Instruction »
Read the lines that follow and pick out every one containing the word "Medical".

** Start of The input **

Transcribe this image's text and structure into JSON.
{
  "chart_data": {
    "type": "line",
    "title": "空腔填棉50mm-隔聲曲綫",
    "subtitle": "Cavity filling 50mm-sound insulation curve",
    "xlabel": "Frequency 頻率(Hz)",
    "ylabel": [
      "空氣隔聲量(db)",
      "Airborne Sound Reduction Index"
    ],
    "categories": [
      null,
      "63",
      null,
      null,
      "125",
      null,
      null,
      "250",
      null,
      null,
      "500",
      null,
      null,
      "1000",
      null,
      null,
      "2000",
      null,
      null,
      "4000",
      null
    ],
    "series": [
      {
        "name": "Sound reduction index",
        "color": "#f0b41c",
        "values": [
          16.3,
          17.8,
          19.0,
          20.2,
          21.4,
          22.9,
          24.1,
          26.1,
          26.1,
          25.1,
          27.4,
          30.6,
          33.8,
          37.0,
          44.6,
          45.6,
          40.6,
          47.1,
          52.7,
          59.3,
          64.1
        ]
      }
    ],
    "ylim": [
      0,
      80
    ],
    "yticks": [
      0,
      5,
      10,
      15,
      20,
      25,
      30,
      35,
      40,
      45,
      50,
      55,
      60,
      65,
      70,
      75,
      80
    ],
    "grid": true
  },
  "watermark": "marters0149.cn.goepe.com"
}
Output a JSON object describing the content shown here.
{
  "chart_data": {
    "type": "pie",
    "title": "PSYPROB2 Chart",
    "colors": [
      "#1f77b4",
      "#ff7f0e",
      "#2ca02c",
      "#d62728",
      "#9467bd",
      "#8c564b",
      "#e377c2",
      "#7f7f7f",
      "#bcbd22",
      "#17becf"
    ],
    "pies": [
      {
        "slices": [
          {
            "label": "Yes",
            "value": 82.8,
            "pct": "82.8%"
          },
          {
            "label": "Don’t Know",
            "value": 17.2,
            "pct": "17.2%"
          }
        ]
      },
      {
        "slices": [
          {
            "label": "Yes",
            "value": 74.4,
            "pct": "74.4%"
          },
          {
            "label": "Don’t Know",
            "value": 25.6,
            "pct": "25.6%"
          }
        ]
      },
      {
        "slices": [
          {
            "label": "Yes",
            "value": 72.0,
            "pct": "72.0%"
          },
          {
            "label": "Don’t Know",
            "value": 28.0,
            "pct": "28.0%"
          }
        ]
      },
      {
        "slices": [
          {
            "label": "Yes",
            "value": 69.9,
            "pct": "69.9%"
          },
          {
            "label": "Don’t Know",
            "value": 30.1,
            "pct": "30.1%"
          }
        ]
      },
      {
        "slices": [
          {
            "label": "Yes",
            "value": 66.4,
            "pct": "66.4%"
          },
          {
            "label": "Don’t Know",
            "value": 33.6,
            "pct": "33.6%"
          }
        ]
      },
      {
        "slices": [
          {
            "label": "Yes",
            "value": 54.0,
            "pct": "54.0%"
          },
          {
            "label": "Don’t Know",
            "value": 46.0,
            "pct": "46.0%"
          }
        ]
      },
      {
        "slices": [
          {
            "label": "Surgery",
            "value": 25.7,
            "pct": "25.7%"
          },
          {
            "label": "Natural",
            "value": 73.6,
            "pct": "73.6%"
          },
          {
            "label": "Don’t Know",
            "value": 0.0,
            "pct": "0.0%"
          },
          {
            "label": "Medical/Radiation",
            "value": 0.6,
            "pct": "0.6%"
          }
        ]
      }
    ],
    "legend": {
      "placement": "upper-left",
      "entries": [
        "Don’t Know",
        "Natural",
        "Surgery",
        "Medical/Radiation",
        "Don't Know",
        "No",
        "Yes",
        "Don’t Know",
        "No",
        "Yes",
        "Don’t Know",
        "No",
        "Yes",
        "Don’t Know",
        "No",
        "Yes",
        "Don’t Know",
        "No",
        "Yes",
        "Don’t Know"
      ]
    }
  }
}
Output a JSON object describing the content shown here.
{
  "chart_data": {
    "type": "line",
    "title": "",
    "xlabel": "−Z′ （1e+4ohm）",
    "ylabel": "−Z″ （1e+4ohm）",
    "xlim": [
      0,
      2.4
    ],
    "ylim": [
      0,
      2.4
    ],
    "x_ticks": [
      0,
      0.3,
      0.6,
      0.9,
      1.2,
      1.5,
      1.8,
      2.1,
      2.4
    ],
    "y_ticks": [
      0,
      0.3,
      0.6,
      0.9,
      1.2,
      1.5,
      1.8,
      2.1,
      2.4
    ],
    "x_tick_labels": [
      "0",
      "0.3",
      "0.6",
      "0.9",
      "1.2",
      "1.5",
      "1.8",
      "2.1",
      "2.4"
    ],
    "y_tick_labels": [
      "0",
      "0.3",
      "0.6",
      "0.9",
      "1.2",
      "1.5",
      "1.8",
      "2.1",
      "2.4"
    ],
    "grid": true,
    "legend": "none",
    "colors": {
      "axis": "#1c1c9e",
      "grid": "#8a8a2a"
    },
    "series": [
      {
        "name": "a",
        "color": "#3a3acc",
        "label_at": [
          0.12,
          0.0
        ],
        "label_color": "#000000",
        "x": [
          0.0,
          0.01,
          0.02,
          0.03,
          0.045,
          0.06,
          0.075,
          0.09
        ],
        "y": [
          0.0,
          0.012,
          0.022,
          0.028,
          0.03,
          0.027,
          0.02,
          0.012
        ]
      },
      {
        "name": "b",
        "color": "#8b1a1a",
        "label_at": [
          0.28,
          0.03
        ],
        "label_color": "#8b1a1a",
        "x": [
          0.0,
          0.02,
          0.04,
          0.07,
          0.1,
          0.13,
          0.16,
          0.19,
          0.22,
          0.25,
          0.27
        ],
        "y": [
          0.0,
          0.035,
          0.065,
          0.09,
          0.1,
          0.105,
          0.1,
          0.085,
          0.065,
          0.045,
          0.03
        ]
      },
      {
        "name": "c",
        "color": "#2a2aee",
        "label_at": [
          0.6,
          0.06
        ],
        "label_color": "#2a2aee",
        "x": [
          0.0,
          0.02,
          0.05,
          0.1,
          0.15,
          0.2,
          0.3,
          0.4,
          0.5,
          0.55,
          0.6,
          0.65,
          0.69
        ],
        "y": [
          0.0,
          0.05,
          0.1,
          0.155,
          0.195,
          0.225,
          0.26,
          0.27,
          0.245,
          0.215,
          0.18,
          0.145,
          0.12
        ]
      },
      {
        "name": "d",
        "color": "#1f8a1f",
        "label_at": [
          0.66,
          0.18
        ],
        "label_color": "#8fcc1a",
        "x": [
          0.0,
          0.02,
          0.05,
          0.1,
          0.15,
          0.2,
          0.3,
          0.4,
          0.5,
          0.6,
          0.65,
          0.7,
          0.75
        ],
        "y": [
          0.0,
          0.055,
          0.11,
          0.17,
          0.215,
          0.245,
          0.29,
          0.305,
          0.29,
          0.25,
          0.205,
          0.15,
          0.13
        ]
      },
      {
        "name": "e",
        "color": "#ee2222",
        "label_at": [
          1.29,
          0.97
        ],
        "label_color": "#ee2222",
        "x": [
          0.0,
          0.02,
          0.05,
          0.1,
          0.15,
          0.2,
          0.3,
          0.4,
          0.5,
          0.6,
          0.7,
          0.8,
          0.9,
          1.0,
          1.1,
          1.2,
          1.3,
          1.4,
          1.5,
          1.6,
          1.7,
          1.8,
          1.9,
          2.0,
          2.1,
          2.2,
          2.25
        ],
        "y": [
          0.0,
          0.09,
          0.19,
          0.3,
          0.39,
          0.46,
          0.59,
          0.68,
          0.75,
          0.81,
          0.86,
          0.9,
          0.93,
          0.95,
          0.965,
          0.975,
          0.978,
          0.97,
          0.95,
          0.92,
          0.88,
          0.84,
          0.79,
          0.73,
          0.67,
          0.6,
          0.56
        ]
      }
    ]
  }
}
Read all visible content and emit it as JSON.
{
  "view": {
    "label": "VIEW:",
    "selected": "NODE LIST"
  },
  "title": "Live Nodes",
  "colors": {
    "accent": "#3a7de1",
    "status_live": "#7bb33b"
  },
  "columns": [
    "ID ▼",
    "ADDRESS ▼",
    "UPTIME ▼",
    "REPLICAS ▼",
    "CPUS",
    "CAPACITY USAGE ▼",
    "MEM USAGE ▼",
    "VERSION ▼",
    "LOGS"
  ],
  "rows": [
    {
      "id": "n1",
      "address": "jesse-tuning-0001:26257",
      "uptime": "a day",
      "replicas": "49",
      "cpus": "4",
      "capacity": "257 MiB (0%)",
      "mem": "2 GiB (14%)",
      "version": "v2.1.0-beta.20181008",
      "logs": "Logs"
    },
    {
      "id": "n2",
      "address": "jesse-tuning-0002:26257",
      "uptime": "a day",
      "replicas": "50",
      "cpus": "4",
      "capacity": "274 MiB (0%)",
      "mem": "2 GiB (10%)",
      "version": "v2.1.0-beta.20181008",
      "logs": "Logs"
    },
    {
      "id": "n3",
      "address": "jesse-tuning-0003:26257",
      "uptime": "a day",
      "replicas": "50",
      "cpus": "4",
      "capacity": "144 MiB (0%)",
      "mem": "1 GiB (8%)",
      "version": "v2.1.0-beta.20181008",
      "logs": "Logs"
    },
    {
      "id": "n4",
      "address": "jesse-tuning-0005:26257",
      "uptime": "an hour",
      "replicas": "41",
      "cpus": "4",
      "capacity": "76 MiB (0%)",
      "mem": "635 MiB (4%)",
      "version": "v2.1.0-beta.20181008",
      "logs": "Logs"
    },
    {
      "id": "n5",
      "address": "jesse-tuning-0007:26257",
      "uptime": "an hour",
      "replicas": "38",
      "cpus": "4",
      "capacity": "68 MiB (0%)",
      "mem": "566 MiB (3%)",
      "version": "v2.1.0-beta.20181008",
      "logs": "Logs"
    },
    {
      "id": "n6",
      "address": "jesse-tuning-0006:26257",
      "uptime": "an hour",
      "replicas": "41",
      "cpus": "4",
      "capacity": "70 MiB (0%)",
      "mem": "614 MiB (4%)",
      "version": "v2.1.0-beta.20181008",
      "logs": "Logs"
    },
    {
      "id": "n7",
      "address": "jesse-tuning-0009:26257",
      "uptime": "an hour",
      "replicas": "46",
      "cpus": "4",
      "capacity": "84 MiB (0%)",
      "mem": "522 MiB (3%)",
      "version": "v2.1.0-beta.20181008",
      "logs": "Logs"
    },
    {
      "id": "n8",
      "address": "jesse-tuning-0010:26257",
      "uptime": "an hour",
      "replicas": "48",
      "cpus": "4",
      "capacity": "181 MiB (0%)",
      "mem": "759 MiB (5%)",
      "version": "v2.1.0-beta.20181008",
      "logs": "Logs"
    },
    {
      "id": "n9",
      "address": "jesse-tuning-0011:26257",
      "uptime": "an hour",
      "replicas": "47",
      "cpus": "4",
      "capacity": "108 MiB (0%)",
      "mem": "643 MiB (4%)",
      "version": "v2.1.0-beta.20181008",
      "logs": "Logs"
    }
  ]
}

** End of The input **

Exercise response »
            "label": "Medical/Radiation",
        "Medical/Radiation",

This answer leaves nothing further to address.